Take every line from the listing below that contains "Field".

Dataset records
-- begin --
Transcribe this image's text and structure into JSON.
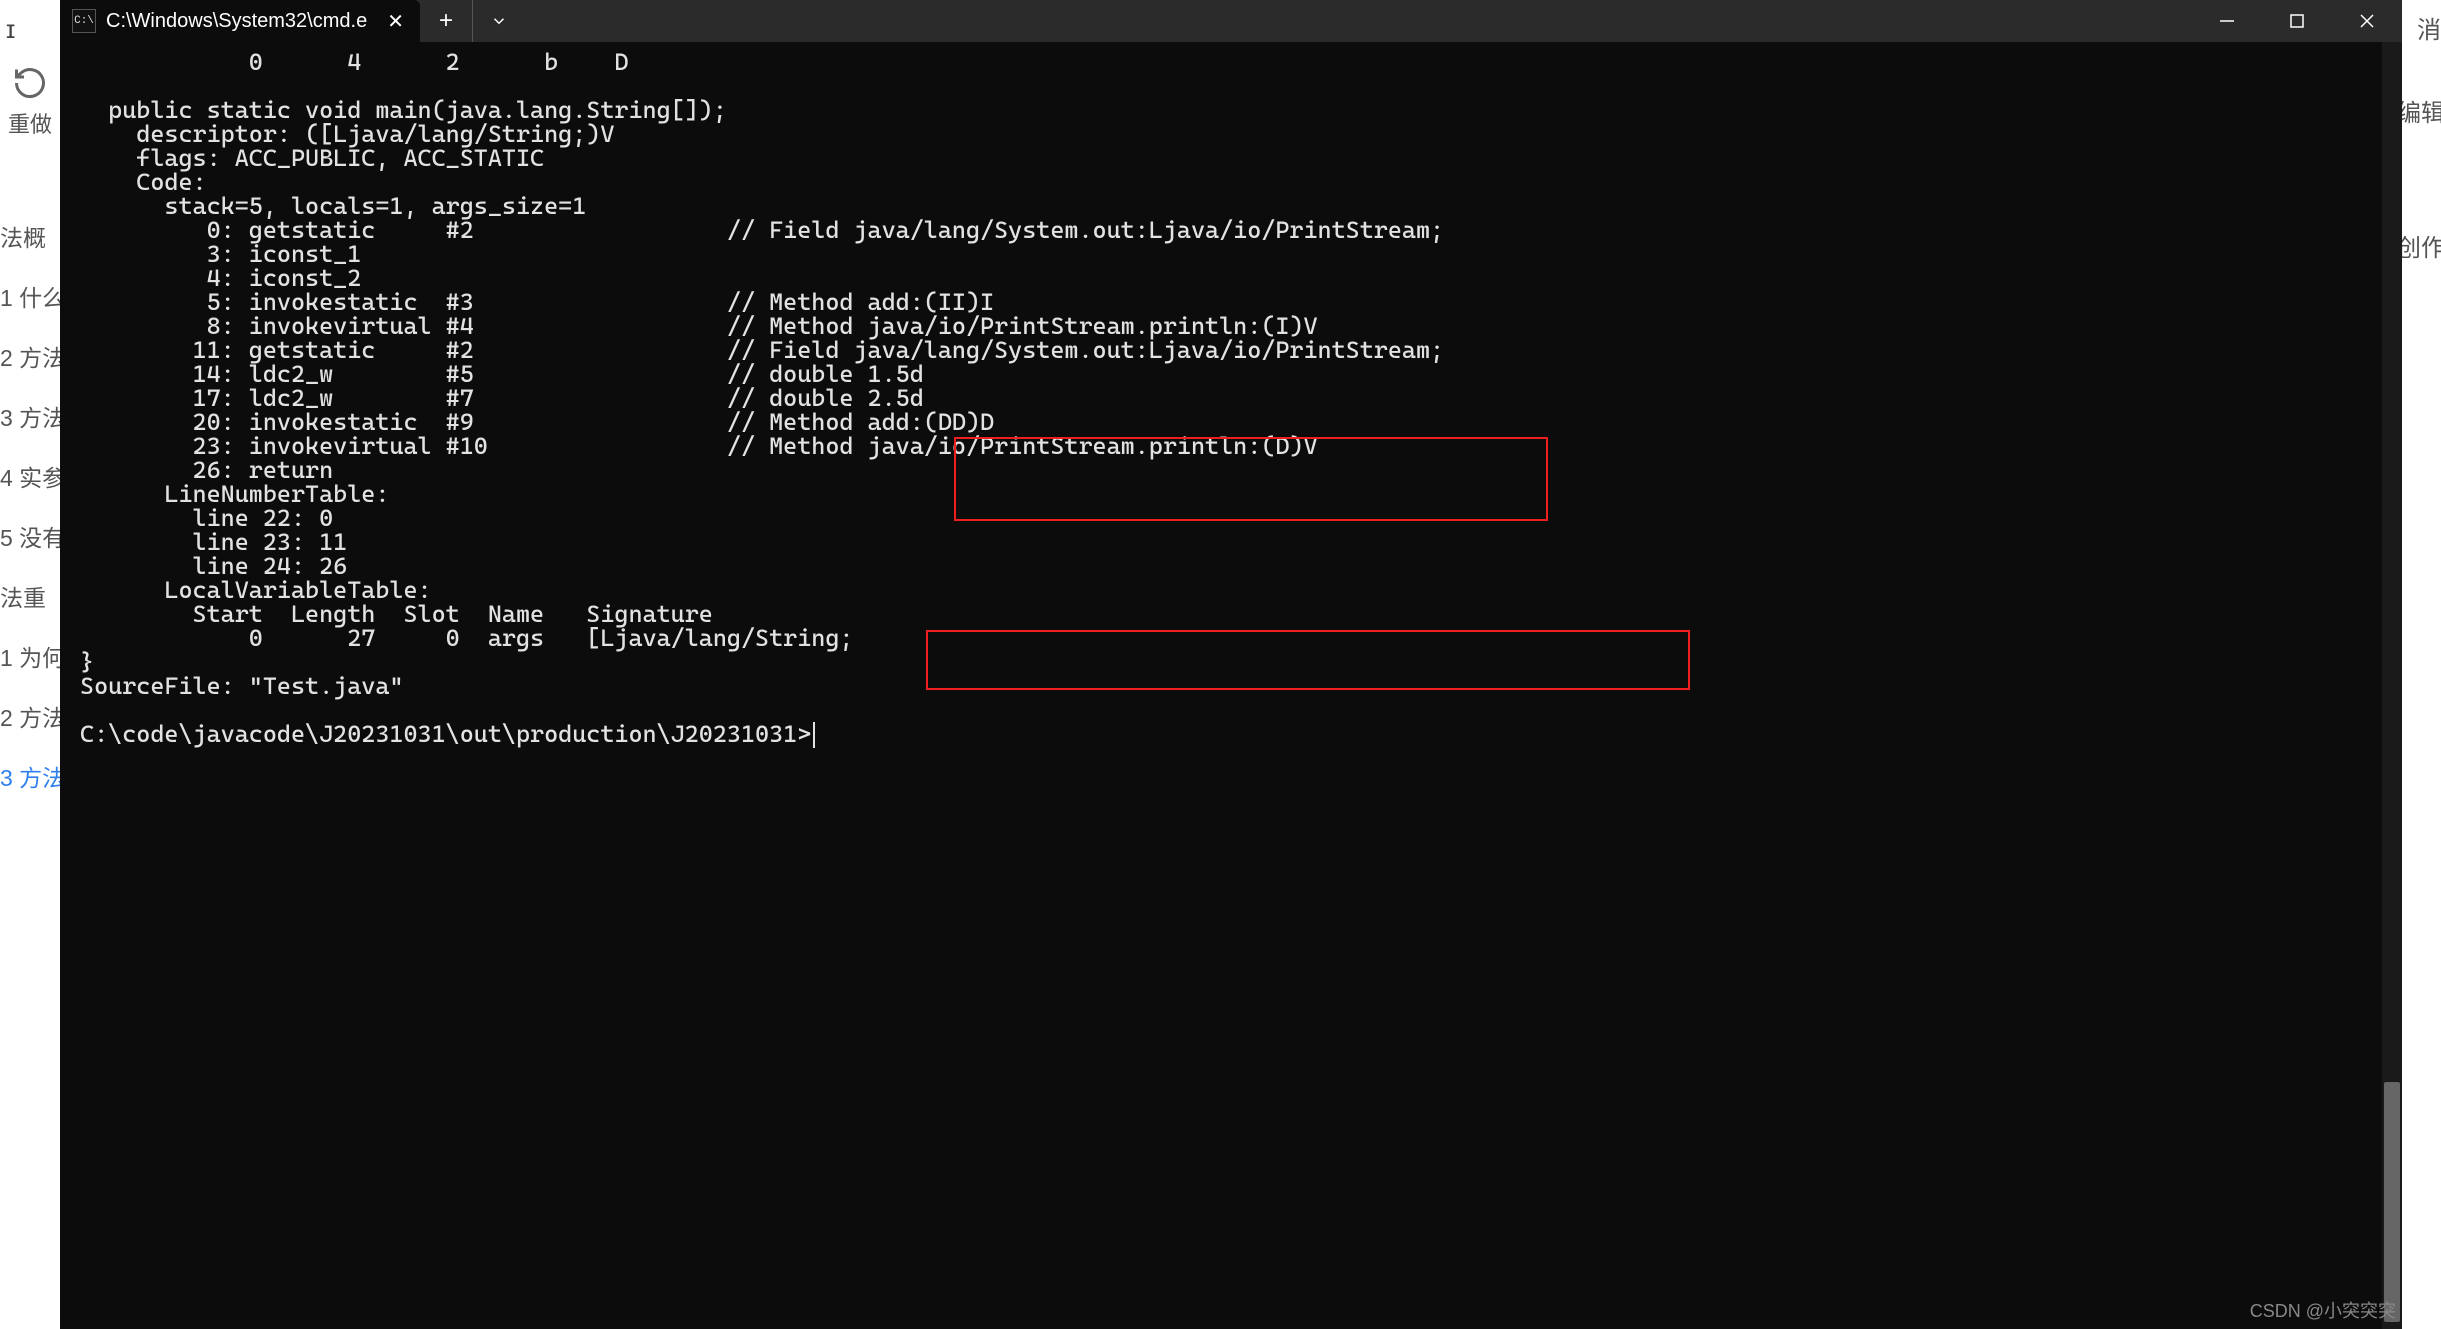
{
  "left_strip": {
    "refresh_label": "重做",
    "top_fragment": "ɪ",
    "items": [
      "法概",
      "1 什么",
      "2 方法",
      "3 方法",
      "4 实参",
      "5 没有",
      "法重",
      "1 为何",
      "2 方法",
      "3 方法"
    ],
    "active_index": 9
  },
  "right_strip": {
    "items_top": [
      "消",
      "编辑"
    ],
    "items_mid": [
      "创作"
    ]
  },
  "window": {
    "tab_title": "C:\\Windows\\System32\\cmd.e",
    "new_tab_tooltip": "+",
    "dropdown_tooltip": "⌄"
  },
  "terminal_lines": [
    "            0      4      2      b    D",
    "",
    "  public static void main(java.lang.String[]);",
    "    descriptor: ([Ljava/lang/String;)V",
    "    flags: ACC_PUBLIC, ACC_STATIC",
    "    Code:",
    "      stack=5, locals=1, args_size=1",
    "         0: getstatic     #2                  // Field java/lang/System.out:Ljava/io/PrintStream;",
    "         3: iconst_1",
    "         4: iconst_2",
    "         5: invokestatic  #3                  // Method add:(II)I",
    "         8: invokevirtual #4                  // Method java/io/PrintStream.println:(I)V",
    "        11: getstatic     #2                  // Field java/lang/System.out:Ljava/io/PrintStream;",
    "        14: ldc2_w        #5                  // double 1.5d",
    "        17: ldc2_w        #7                  // double 2.5d",
    "        20: invokestatic  #9                  // Method add:(DD)D",
    "        23: invokevirtual #10                 // Method java/io/PrintStream.println:(D)V",
    "        26: return",
    "      LineNumberTable:",
    "        line 22: 0",
    "        line 23: 11",
    "        line 24: 26",
    "      LocalVariableTable:",
    "        Start  Length  Slot  Name   Signature",
    "            0      27     0  args   [Ljava/lang/String;",
    "}",
    "SourceFile: \"Test.java\"",
    "",
    "C:\\code\\javacode\\J20231031\\out\\production\\J20231031>"
  ],
  "watermark": "CSDN @小突突突"
}
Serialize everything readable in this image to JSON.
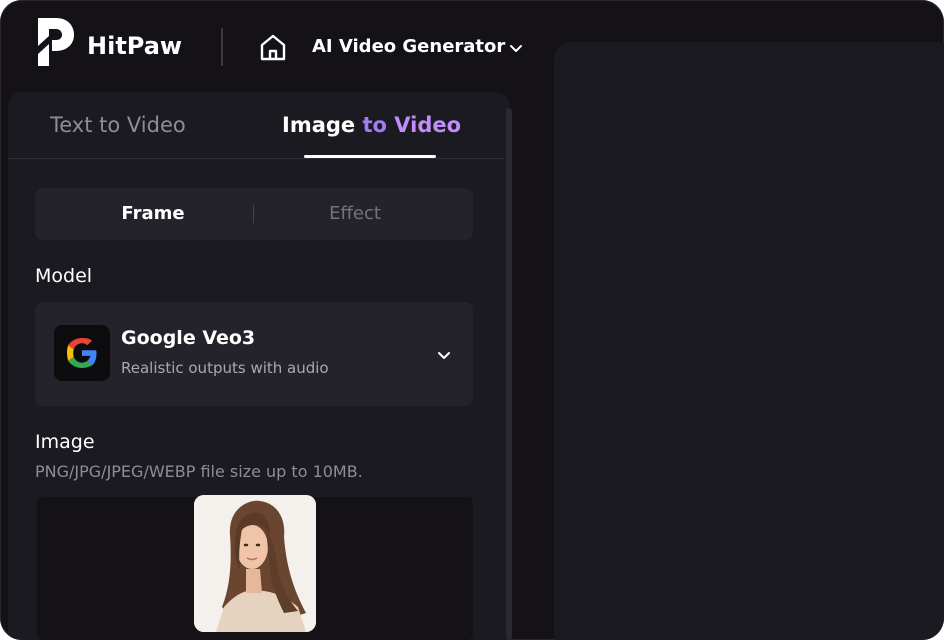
{
  "header": {
    "brand": "HitPaw",
    "nav_title": "AI Video Generator",
    "icons": [
      "hitpaw-logo-icon",
      "home-icon",
      "chevron-down-icon"
    ]
  },
  "tabs": [
    {
      "label": "Text to Video",
      "active": false
    },
    {
      "label_parts": [
        "Image",
        "to",
        "Video"
      ],
      "active": true
    }
  ],
  "segments": [
    {
      "label": "Frame",
      "active": true
    },
    {
      "label": "Effect",
      "active": false
    }
  ],
  "model": {
    "section_label": "Model",
    "name": "Google Veo3",
    "description": "Realistic outputs with audio",
    "icon": "google-logo-icon"
  },
  "image": {
    "section_label": "Image",
    "hint": "PNG/JPG/JPEG/WEBP file size up to 10MB."
  },
  "colors": {
    "background": "#141217",
    "panel": "#1c1a21",
    "card": "#24222a",
    "accent": "#a27cf5",
    "text_primary": "#ffffff",
    "text_muted": "#8e8c95"
  }
}
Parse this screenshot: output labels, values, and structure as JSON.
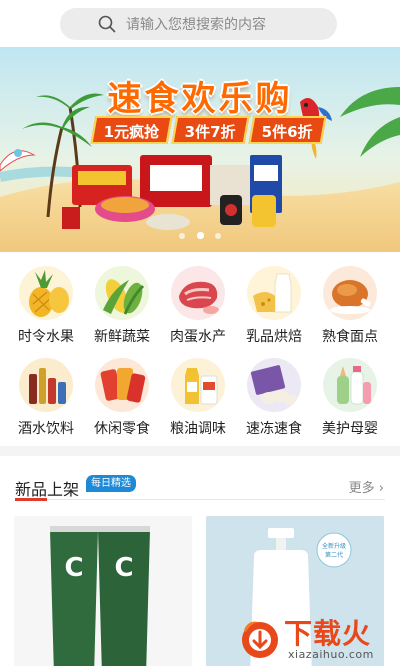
{
  "search": {
    "placeholder": "请输入您想搜索的内容"
  },
  "banner": {
    "title": "速食欢乐购",
    "promos": [
      "1元疯抢",
      "3件7折",
      "5件6折"
    ],
    "slide_count": 3,
    "active_slide": 1
  },
  "categories": [
    {
      "label": "时令水果",
      "icon": "pineapple-icon"
    },
    {
      "label": "新鲜蔬菜",
      "icon": "corn-icon"
    },
    {
      "label": "肉蛋水产",
      "icon": "meat-icon"
    },
    {
      "label": "乳品烘焙",
      "icon": "milk-icon"
    },
    {
      "label": "熟食面点",
      "icon": "roast-chicken-icon"
    },
    {
      "label": "酒水饮料",
      "icon": "drinks-icon"
    },
    {
      "label": "休闲零食",
      "icon": "snacks-icon"
    },
    {
      "label": "粮油调味",
      "icon": "oil-icon"
    },
    {
      "label": "速冻速食",
      "icon": "frozen-food-icon"
    },
    {
      "label": "美护母婴",
      "icon": "baby-bottle-icon"
    }
  ],
  "section": {
    "title": "新品上架",
    "badge": "每日精选",
    "more": "更多 ›"
  },
  "products": [
    {
      "brand_text": "C"
    },
    {
      "brand_text": "全新升级 第二代"
    }
  ],
  "watermark": {
    "text": "下载火",
    "url": "xiazaihuo.com"
  },
  "colors": {
    "accent": "#e03a2d",
    "badge": "#1e8ad6",
    "banner_title": "#ff6a00"
  }
}
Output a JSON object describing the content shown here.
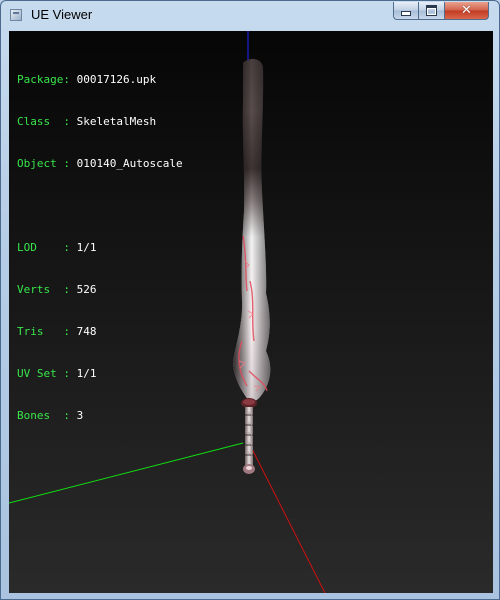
{
  "window": {
    "title": "UE Viewer",
    "icon": "app-window-icon",
    "controls": {
      "minimize": "minimize-icon",
      "maximize": "maximize-icon",
      "close_glyph": "✕"
    }
  },
  "info": {
    "package": {
      "label": "Package: ",
      "value": "00017126.upk"
    },
    "class": {
      "label": "Class  : ",
      "value": "SkeletalMesh"
    },
    "object": {
      "label": "Object : ",
      "value": "010140_Autoscale"
    },
    "lod": {
      "label": "LOD    : ",
      "value": "1/1"
    },
    "verts": {
      "label": "Verts  : ",
      "value": "526"
    },
    "tris": {
      "label": "Tris   : ",
      "value": "748"
    },
    "uvset": {
      "label": "UV Set : ",
      "value": "1/1"
    },
    "bones": {
      "label": "Bones  : ",
      "value": "3"
    }
  },
  "colors": {
    "label": "#38e64a",
    "value": "#ffffff",
    "axis_x": "#cc1111",
    "axis_y": "#11dd11",
    "axis_z": "#2222ff"
  }
}
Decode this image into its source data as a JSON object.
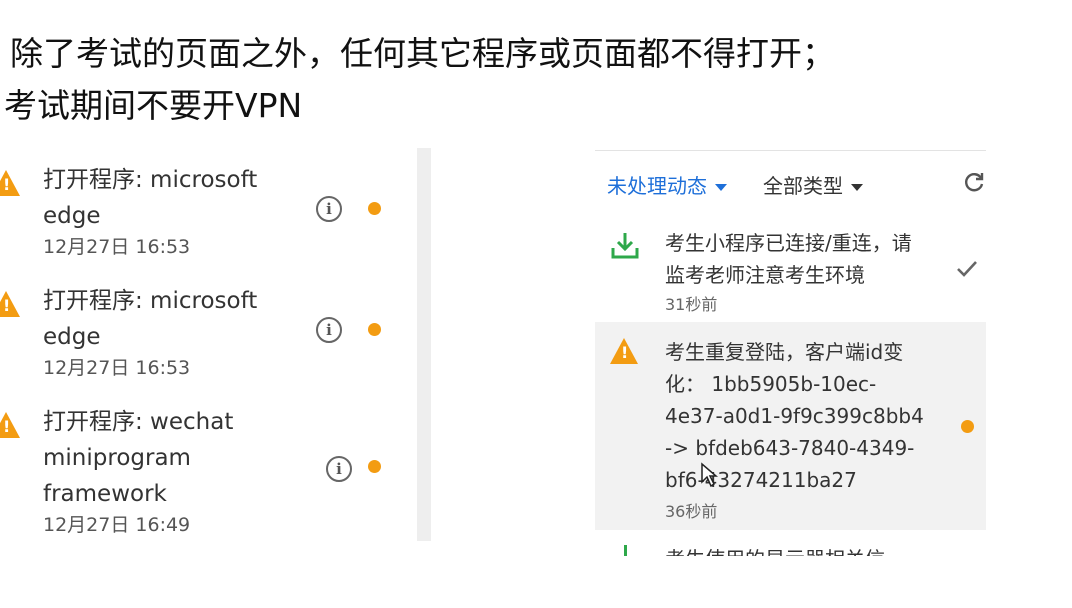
{
  "heading": {
    "line1": "除了考试的页面之外，任何其它程序或页面都不得打开；",
    "line2": "考试期间不要开VPN"
  },
  "left_events": [
    {
      "title_line1": "打开程序: microsoft",
      "title_line2": "edge",
      "title_line3": "",
      "time": "12月27日 16:53"
    },
    {
      "title_line1": "打开程序: microsoft",
      "title_line2": "edge",
      "title_line3": "",
      "time": "12月27日 16:53"
    },
    {
      "title_line1": "打开程序: wechat",
      "title_line2": "miniprogram",
      "title_line3": "framework",
      "time": "12月27日 16:49"
    }
  ],
  "right_panel": {
    "filter_status": "未处理动态",
    "filter_type": "全部类型",
    "events": [
      {
        "lines": [
          "考生小程序已连接/重连，请",
          "监考老师注意考生环境"
        ],
        "time": "31秒前"
      },
      {
        "lines": [
          "考生重复登陆，客户端id变",
          "化：  1bb5905b-10ec-",
          "4e37-a0d1-9f9c399c8bb4",
          "-> bfdeb643-7840-4349-",
          "bf6-43274211ba27"
        ],
        "time": "36秒前"
      },
      {
        "lines": [
          "考生使用的显示器相关信"
        ],
        "time": ""
      }
    ]
  },
  "colors": {
    "accent": "#1e6fd9",
    "warning": "#f39c12",
    "success": "#2ea84a"
  }
}
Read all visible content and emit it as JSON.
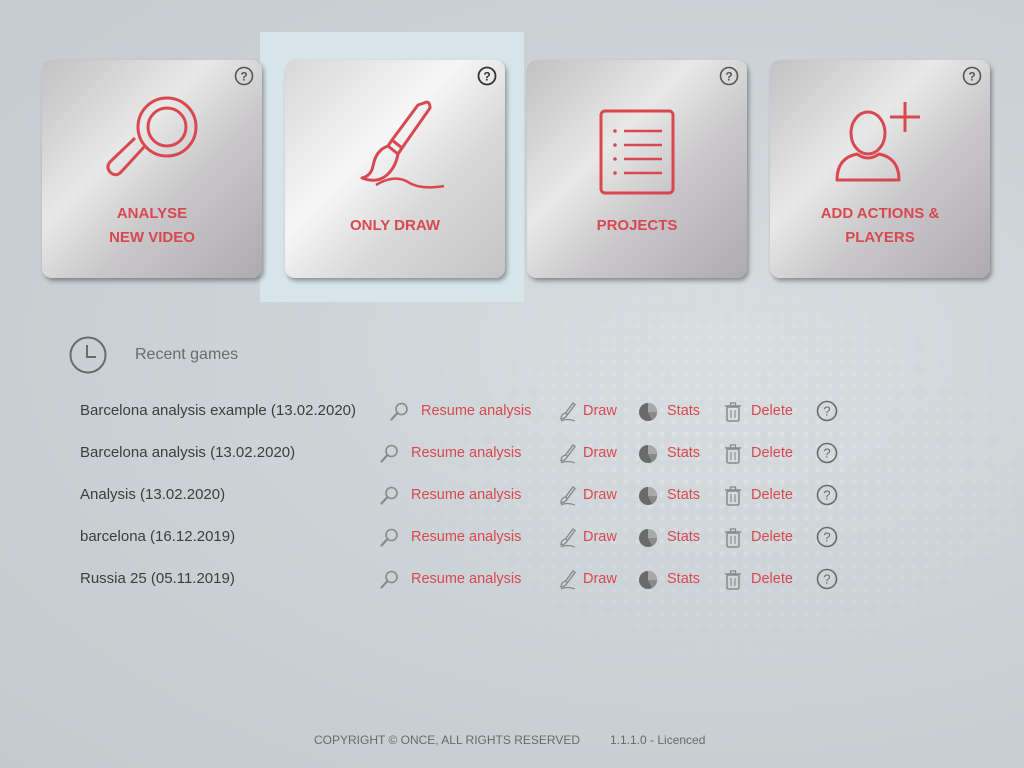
{
  "tiles": [
    {
      "label": "ANALYSE\nNEW VIDEO",
      "icon": "magnifier-icon"
    },
    {
      "label": "ONLY DRAW",
      "icon": "paintbrush-icon"
    },
    {
      "label": "PROJECTS",
      "icon": "list-document-icon"
    },
    {
      "label": "ADD ACTIONS &\nPLAYERS",
      "icon": "add-user-icon"
    }
  ],
  "recent": {
    "title": "Recent games",
    "games": [
      {
        "name": "Barcelona analysis example (13.02.2020)"
      },
      {
        "name": "Barcelona analysis (13.02.2020)"
      },
      {
        "name": "Analysis (13.02.2020)"
      },
      {
        "name": "barcelona (16.12.2019)"
      },
      {
        "name": "Russia 25 (05.11.2019)"
      }
    ],
    "actions": {
      "resume": "Resume analysis",
      "draw": "Draw",
      "stats": "Stats",
      "delete": "Delete"
    }
  },
  "footer": {
    "copyright": "COPYRIGHT © ONCE, ALL RIGHTS RESERVED",
    "version": "1.1.1.0 - Licenced"
  },
  "colors": {
    "accent": "#d84850",
    "text": "#3d3d3d",
    "highlight": "#d7e4ea"
  }
}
-- end --
■ **Full output**:
    "         0: getstatic     #2                  // Field java/lang/System.out:Ljava/io/PrintStream;",
    "        11: getstatic     #2                  // Field java/lang/System.out:Ljava/io/PrintStream;",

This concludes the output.